__Goal__.
All records below must be retyped exactly.

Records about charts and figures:
[start]
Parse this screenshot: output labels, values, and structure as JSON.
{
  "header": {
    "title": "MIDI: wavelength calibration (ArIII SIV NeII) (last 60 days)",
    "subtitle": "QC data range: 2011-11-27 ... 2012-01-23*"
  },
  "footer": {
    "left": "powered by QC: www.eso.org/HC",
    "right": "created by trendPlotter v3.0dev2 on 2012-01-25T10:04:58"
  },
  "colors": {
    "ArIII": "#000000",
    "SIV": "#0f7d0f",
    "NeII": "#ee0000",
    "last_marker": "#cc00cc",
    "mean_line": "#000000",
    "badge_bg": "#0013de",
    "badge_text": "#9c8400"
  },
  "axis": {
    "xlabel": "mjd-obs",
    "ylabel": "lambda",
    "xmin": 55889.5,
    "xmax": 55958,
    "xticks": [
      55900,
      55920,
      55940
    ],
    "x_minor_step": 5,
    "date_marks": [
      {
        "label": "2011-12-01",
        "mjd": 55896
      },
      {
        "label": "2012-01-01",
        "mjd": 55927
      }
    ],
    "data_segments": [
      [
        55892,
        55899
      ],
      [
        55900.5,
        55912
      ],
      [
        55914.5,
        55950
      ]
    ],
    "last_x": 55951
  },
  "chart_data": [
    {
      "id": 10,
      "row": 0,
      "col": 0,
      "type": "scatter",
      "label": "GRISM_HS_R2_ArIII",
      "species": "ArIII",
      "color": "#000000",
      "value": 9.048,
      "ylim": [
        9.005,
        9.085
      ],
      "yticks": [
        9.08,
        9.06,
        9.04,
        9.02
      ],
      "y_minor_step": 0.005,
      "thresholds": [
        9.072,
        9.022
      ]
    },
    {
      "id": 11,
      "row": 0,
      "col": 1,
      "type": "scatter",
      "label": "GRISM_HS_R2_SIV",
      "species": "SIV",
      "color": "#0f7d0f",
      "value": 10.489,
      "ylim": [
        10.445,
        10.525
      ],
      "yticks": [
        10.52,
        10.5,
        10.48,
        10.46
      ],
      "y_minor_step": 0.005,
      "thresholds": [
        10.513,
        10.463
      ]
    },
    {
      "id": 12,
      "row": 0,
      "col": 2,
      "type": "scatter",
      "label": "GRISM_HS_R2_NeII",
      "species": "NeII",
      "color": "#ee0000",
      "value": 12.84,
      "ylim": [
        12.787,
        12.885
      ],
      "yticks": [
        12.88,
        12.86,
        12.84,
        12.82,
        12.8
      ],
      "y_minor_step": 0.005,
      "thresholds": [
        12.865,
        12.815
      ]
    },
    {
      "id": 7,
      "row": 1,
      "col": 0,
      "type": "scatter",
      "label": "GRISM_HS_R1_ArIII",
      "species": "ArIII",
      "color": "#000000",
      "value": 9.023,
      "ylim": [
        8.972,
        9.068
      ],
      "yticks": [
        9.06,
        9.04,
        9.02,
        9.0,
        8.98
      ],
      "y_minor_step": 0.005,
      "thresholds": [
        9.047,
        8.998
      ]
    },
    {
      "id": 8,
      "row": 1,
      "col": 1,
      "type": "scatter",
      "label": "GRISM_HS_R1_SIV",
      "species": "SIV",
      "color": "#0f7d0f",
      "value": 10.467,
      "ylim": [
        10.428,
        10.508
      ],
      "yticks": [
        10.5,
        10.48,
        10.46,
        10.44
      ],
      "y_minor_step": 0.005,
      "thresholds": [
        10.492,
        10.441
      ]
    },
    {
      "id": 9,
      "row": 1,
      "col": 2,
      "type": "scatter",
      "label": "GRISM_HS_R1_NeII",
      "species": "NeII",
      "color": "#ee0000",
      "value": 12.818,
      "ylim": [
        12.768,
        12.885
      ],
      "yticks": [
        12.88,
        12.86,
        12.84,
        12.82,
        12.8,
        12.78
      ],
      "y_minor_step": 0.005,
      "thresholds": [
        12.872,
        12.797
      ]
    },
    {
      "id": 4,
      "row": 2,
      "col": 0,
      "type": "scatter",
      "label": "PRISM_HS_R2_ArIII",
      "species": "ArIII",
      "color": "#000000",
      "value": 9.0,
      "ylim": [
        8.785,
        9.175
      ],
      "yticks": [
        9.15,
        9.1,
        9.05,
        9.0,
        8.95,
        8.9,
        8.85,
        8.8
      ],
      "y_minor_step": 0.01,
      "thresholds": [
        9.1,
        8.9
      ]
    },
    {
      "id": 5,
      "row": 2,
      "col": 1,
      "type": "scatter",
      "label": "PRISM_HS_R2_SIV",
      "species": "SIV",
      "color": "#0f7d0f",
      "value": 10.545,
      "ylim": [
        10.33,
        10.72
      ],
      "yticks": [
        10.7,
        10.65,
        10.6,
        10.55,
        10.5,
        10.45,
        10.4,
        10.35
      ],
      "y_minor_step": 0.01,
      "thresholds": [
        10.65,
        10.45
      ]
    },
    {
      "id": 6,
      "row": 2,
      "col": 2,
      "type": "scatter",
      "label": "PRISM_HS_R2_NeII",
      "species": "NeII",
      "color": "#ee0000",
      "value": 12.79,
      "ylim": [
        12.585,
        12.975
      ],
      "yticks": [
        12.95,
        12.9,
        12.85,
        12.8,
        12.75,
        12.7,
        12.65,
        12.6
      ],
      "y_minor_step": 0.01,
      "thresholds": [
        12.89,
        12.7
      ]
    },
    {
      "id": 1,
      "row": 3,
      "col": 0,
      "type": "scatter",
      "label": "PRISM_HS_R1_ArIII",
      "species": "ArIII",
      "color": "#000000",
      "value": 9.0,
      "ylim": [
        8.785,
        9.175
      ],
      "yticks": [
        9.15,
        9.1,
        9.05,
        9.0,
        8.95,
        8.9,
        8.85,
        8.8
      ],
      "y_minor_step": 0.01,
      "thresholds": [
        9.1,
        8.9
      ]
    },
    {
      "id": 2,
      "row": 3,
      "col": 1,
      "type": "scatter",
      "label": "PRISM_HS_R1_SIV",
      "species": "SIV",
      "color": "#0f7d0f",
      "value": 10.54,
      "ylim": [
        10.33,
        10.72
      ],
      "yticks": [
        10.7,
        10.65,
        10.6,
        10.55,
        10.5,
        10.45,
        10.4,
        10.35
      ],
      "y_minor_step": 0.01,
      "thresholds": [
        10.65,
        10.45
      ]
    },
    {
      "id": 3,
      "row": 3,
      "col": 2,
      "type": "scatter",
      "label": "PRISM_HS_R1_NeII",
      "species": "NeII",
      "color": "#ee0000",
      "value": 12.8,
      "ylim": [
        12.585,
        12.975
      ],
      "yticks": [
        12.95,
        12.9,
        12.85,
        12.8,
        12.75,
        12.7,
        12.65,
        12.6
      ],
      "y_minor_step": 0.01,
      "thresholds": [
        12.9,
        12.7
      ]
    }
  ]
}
[end]
__Result below__.
Parse this screenshot: output labels, values, and structure as JSON.
{
  "header": {
    "title": "MIDI: wavelength calibration (ArIII SIV NeII) (last 60 days)",
    "subtitle": "QC data range: 2011-11-27 ... 2012-01-23*"
  },
  "footer": {
    "left": "powered by QC: www.eso.org/HC",
    "right": "created by trendPlotter v3.0dev2 on 2012-01-25T10:04:58"
  },
  "colors": {
    "ArIII": "#000000",
    "SIV": "#0f7d0f",
    "NeII": "#ee0000",
    "last_marker": "#cc00cc",
    "mean_line": "#000000",
    "badge_bg": "#0013de",
    "badge_text": "#9c8400"
  },
  "axis": {
    "xlabel": "mjd-obs",
    "ylabel": "lambda",
    "xmin": 55889.5,
    "xmax": 55958,
    "xticks": [
      55900,
      55920,
      55940
    ],
    "x_minor_step": 5,
    "date_marks": [
      {
        "label": "2011-12-01",
        "mjd": 55896
      },
      {
        "label": "2012-01-01",
        "mjd": 55927
      }
    ],
    "data_segments": [
      [
        55892,
        55899
      ],
      [
        55900.5,
        55912
      ],
      [
        55914.5,
        55950
      ]
    ],
    "last_x": 55951
  },
  "chart_data": [
    {
      "id": 10,
      "row": 0,
      "col": 0,
      "type": "scatter",
      "label": "GRISM_HS_R2_ArIII",
      "species": "ArIII",
      "color": "#000000",
      "value": 9.048,
      "ylim": [
        9.005,
        9.085
      ],
      "yticks": [
        9.08,
        9.06,
        9.04,
        9.02
      ],
      "y_minor_step": 0.005,
      "thresholds": [
        9.072,
        9.022
      ]
    },
    {
      "id": 11,
      "row": 0,
      "col": 1,
      "type": "scatter",
      "label": "GRISM_HS_R2_SIV",
      "species": "SIV",
      "color": "#0f7d0f",
      "value": 10.489,
      "ylim": [
        10.445,
        10.525
      ],
      "yticks": [
        10.52,
        10.5,
        10.48,
        10.46
      ],
      "y_minor_step": 0.005,
      "thresholds": [
        10.513,
        10.463
      ]
    },
    {
      "id": 12,
      "row": 0,
      "col": 2,
      "type": "scatter",
      "label": "GRISM_HS_R2_NeII",
      "species": "NeII",
      "color": "#ee0000",
      "value": 12.84,
      "ylim": [
        12.787,
        12.885
      ],
      "yticks": [
        12.88,
        12.86,
        12.84,
        12.82,
        12.8
      ],
      "y_minor_step": 0.005,
      "thresholds": [
        12.865,
        12.815
      ]
    },
    {
      "id": 7,
      "row": 1,
      "col": 0,
      "type": "scatter",
      "label": "GRISM_HS_R1_ArIII",
      "species": "ArIII",
      "color": "#000000",
      "value": 9.023,
      "ylim": [
        8.972,
        9.068
      ],
      "yticks": [
        9.06,
        9.04,
        9.02,
        9.0,
        8.98
      ],
      "y_minor_step": 0.005,
      "thresholds": [
        9.047,
        8.998
      ]
    },
    {
      "id": 8,
      "row": 1,
      "col": 1,
      "type": "scatter",
      "label": "GRISM_HS_R1_SIV",
      "species": "SIV",
      "color": "#0f7d0f",
      "value": 10.467,
      "ylim": [
        10.428,
        10.508
      ],
      "yticks": [
        10.5,
        10.48,
        10.46,
        10.44
      ],
      "y_minor_step": 0.005,
      "thresholds": [
        10.492,
        10.441
      ]
    },
    {
      "id": 9,
      "row": 1,
      "col": 2,
      "type": "scatter",
      "label": "GRISM_HS_R1_NeII",
      "species": "NeII",
      "color": "#ee0000",
      "value": 12.818,
      "ylim": [
        12.768,
        12.885
      ],
      "yticks": [
        12.88,
        12.86,
        12.84,
        12.82,
        12.8,
        12.78
      ],
      "y_minor_step": 0.005,
      "thresholds": [
        12.872,
        12.797
      ]
    },
    {
      "id": 4,
      "row": 2,
      "col": 0,
      "type": "scatter",
      "label": "PRISM_HS_R2_ArIII",
      "species": "ArIII",
      "color": "#000000",
      "value": 9.0,
      "ylim": [
        8.785,
        9.175
      ],
      "yticks": [
        9.15,
        9.1,
        9.05,
        9.0,
        8.95,
        8.9,
        8.85,
        8.8
      ],
      "y_minor_step": 0.01,
      "thresholds": [
        9.1,
        8.9
      ]
    },
    {
      "id": 5,
      "row": 2,
      "col": 1,
      "type": "scatter",
      "label": "PRISM_HS_R2_SIV",
      "species": "SIV",
      "color": "#0f7d0f",
      "value": 10.545,
      "ylim": [
        10.33,
        10.72
      ],
      "yticks": [
        10.7,
        10.65,
        10.6,
        10.55,
        10.5,
        10.45,
        10.4,
        10.35
      ],
      "y_minor_step": 0.01,
      "thresholds": [
        10.65,
        10.45
      ]
    },
    {
      "id": 6,
      "row": 2,
      "col": 2,
      "type": "scatter",
      "label": "PRISM_HS_R2_NeII",
      "species": "NeII",
      "color": "#ee0000",
      "value": 12.79,
      "ylim": [
        12.585,
        12.975
      ],
      "yticks": [
        12.95,
        12.9,
        12.85,
        12.8,
        12.75,
        12.7,
        12.65,
        12.6
      ],
      "y_minor_step": 0.01,
      "thresholds": [
        12.89,
        12.7
      ]
    },
    {
      "id": 1,
      "row": 3,
      "col": 0,
      "type": "scatter",
      "label": "PRISM_HS_R1_ArIII",
      "species": "ArIII",
      "color": "#000000",
      "value": 9.0,
      "ylim": [
        8.785,
        9.175
      ],
      "yticks": [
        9.15,
        9.1,
        9.05,
        9.0,
        8.95,
        8.9,
        8.85,
        8.8
      ],
      "y_minor_step": 0.01,
      "thresholds": [
        9.1,
        8.9
      ]
    },
    {
      "id": 2,
      "row": 3,
      "col": 1,
      "type": "scatter",
      "label": "PRISM_HS_R1_SIV",
      "species": "SIV",
      "color": "#0f7d0f",
      "value": 10.54,
      "ylim": [
        10.33,
        10.72
      ],
      "yticks": [
        10.7,
        10.65,
        10.6,
        10.55,
        10.5,
        10.45,
        10.4,
        10.35
      ],
      "y_minor_step": 0.01,
      "thresholds": [
        10.65,
        10.45
      ]
    },
    {
      "id": 3,
      "row": 3,
      "col": 2,
      "type": "scatter",
      "label": "PRISM_HS_R1_NeII",
      "species": "NeII",
      "color": "#ee0000",
      "value": 12.8,
      "ylim": [
        12.585,
        12.975
      ],
      "yticks": [
        12.95,
        12.9,
        12.85,
        12.8,
        12.75,
        12.7,
        12.65,
        12.6
      ],
      "y_minor_step": 0.01,
      "thresholds": [
        12.9,
        12.7
      ]
    }
  ]
}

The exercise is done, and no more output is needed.